*Exercise aim*. In the listing below, locate the lines bearing the word "ylabel". Copy every one of them.

*Input material*.
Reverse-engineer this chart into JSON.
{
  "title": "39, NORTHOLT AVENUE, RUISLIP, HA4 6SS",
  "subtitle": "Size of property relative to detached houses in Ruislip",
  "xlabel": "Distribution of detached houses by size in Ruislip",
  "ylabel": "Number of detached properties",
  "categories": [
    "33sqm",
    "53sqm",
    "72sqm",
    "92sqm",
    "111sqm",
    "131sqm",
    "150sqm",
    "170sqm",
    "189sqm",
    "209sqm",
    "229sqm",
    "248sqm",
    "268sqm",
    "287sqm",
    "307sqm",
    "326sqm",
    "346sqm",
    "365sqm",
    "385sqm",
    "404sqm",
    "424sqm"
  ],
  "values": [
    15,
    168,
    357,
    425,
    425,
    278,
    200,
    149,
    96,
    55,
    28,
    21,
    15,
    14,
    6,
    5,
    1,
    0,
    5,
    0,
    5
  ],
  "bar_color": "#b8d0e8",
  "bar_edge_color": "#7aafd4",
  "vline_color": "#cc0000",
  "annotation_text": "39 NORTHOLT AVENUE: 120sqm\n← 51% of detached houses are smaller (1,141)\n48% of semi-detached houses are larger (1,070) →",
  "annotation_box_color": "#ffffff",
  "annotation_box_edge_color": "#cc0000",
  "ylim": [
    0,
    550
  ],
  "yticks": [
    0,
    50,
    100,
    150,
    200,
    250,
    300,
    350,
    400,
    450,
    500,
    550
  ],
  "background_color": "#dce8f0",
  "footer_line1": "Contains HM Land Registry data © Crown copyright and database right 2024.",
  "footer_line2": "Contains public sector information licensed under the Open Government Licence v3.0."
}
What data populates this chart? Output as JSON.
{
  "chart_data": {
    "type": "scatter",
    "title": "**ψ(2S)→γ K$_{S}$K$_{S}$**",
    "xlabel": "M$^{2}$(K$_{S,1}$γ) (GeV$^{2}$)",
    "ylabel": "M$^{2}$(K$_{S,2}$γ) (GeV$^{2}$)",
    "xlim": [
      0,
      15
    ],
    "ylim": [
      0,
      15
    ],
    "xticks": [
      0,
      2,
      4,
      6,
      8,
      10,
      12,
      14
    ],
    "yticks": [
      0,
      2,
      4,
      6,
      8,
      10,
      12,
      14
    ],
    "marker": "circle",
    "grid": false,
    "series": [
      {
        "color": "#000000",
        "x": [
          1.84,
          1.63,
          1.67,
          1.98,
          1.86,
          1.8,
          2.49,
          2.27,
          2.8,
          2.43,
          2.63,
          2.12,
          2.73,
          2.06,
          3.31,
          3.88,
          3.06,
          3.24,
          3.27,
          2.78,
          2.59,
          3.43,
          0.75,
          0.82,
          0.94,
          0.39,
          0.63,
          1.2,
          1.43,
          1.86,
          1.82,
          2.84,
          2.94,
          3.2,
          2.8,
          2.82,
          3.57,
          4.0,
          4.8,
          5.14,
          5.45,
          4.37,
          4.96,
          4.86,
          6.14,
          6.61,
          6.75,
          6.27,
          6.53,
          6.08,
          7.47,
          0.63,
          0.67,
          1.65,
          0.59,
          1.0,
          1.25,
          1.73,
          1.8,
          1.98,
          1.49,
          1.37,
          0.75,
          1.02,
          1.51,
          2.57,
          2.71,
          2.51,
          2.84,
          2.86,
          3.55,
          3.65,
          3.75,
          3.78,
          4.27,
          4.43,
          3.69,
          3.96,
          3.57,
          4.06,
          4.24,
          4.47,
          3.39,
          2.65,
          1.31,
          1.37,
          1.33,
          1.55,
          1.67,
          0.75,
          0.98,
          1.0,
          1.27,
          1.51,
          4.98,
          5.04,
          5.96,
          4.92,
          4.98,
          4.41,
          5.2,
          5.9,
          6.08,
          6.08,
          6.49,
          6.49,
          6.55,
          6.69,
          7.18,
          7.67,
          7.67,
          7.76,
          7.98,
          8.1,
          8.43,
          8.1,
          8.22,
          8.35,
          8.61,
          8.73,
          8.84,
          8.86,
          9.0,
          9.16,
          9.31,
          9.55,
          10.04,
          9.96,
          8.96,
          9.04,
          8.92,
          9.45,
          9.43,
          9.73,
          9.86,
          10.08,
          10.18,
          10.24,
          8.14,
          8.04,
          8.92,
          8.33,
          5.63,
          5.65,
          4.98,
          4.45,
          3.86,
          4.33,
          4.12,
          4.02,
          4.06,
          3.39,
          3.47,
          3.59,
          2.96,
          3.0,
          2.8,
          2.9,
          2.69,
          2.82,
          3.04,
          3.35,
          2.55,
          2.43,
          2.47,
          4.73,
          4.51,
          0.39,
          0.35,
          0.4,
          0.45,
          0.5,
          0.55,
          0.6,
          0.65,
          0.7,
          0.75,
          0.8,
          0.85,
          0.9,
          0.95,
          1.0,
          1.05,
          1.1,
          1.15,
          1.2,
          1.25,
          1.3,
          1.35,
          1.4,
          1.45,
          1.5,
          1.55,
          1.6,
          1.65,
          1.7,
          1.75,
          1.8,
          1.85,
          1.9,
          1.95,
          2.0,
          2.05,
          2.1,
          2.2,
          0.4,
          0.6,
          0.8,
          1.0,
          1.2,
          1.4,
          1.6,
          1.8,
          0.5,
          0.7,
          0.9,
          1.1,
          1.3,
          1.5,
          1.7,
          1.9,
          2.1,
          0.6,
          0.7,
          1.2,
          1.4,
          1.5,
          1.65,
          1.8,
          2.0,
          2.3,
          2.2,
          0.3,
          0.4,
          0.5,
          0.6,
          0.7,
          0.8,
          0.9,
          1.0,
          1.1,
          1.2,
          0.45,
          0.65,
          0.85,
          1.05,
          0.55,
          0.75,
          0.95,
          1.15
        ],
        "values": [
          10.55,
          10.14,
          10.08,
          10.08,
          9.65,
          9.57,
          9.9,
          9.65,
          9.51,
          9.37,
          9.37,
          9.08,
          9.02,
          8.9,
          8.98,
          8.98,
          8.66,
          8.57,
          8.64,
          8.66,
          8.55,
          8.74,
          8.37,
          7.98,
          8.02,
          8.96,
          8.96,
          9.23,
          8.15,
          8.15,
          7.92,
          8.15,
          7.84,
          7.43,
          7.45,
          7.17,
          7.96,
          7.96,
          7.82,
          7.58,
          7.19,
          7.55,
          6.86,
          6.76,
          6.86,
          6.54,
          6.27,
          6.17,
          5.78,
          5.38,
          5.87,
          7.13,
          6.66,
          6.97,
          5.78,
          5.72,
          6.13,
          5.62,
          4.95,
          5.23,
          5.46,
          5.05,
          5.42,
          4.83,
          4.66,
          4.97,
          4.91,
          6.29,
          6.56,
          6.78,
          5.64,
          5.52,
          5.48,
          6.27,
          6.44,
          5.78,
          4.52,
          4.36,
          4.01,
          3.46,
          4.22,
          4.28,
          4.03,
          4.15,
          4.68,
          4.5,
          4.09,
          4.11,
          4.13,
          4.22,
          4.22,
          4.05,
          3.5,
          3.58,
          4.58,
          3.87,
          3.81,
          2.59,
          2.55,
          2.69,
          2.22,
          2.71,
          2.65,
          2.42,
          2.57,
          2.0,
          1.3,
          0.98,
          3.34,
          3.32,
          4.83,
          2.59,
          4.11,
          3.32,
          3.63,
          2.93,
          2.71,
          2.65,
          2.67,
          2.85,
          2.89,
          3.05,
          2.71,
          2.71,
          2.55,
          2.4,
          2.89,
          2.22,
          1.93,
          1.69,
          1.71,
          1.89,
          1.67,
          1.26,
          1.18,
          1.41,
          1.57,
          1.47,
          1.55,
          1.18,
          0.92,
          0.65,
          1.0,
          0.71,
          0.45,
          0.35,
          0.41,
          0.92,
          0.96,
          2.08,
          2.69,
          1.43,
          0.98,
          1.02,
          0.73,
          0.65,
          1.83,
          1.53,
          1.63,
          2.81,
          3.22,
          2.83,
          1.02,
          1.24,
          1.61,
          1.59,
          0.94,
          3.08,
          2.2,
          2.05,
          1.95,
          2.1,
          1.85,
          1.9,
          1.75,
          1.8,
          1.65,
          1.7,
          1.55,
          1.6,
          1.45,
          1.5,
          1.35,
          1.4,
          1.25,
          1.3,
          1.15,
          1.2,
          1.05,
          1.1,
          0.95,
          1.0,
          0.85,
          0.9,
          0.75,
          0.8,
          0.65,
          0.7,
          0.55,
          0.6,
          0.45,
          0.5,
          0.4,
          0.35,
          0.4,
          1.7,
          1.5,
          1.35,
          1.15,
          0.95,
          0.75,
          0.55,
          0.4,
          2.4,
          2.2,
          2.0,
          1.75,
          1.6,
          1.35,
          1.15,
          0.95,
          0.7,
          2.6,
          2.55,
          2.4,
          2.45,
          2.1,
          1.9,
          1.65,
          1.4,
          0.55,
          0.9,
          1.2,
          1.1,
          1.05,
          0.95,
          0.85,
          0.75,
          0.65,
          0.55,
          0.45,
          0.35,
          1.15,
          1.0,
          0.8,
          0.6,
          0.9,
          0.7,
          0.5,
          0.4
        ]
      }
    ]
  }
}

*Correct answer*.
  "ylabel": "Number of detached properties",
    "ylabel": "M$^{2}$(K$_{S,2}$γ) (GeV$^{2}$)",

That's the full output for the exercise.